**** Extrait de page ****

2 août 2026 : la cabane du Pison
Août 3, 2026 // By:Philippe // No Comment
Pour voir ou revoir la cabane du Pison, 17 Ourses et Ours se sont retrouvés sur le parking du Meyrosse à 7h45 sous un ciel ensoleillé et prometteur de canicule. L’intention est d’être de retour pour déjeuner, alors on ne s’attardera pas en palabrant. Sur la route forestière, les véhicules se suivront jusqu’au parking de Fournaire où 2 ou 3 voitures sont déjà garées. De là le cortège avancera d’un pas leste et rapide sur le sentier en lacets où nos chaussures écraseront pommes de pins et feuilles séchées. Au passage, on saluera un promeneur près du refuge du Château et une grenouille qui se reposait dans la fontaine voisine. On continuera. Aux alentours, des buis, beaucoup de buis, plus petits que nous, aux côtés d’ormes, de sapins et de hêtres. Beaucoup d’arbres. Forêt aérée mais ombragée. Parfois un lierre grimpant ou une mousse le long d’un tronc élancé, une touffe de fougères basses. On avancera d’un bon pas, certains papotant, d’autres plus solitaires et silencieux, concentrés ou rêveurs c’est selon. Des pierres plates et blanches crissent sous nos chaussures.

**** Extraits du corpus ****

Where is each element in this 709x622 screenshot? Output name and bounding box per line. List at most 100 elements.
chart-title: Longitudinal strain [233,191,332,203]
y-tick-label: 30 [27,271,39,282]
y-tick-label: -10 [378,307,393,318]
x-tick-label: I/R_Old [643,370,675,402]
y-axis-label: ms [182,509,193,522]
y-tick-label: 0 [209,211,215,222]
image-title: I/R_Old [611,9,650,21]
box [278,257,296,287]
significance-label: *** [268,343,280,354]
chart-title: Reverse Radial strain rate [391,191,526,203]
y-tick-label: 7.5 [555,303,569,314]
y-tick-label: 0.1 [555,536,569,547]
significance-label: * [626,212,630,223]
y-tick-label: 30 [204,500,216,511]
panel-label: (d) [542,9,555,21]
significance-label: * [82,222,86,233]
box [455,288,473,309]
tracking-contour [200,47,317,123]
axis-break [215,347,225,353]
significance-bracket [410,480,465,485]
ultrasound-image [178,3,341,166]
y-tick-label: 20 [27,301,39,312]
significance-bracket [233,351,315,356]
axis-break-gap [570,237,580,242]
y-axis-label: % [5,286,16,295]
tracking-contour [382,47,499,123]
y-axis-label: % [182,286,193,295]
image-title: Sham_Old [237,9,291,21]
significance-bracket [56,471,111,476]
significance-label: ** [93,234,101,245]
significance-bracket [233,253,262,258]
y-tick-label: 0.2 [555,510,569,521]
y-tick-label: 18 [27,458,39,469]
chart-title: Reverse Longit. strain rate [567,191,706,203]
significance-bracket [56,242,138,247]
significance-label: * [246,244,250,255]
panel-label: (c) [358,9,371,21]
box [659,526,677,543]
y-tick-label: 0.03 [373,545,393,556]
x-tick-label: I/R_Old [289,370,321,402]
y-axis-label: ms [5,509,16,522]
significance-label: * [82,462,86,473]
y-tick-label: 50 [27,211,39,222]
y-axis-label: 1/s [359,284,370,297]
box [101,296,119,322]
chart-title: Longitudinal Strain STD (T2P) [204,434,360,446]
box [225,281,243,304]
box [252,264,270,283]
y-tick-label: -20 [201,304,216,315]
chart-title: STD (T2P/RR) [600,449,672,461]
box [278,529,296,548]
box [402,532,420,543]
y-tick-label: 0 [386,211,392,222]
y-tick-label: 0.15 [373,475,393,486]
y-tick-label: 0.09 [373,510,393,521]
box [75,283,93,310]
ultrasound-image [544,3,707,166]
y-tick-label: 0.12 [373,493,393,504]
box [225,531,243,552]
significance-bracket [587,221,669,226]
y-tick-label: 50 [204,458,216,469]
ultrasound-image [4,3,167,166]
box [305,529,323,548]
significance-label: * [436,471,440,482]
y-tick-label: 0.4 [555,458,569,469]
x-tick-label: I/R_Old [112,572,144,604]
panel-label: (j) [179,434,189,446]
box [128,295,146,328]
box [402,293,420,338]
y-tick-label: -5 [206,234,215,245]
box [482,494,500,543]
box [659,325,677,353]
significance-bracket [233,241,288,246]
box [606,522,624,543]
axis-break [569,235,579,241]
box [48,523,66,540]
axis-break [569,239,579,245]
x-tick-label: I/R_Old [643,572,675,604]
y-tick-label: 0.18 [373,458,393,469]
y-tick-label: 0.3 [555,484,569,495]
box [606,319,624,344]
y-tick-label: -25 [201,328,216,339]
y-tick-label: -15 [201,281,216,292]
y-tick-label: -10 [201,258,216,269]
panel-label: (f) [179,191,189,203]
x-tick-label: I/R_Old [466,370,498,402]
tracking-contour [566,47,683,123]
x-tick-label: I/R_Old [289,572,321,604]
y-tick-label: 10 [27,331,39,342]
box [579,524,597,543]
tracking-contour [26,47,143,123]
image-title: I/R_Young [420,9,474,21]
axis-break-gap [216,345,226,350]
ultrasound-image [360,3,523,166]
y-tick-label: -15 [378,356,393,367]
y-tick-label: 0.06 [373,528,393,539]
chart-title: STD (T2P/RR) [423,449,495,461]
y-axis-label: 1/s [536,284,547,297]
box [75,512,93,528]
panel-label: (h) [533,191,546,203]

****

**Consigne**
Répondez aux questions suivantes sur le récit de la sortie à la cabane du Pison.
1. Combien de participants se sont retrouvés sur le parking du Meyrosse ?
2. Jusqu'à quel parking les véhicules se sont-ils suivis sur la route forestière ?
3. Quel animal se reposait dans la fontaine voisine du refuge du Château ?

**Réponse**
1. 17 participants.
2. Le parking de Fournaire.
3. Une grenouille.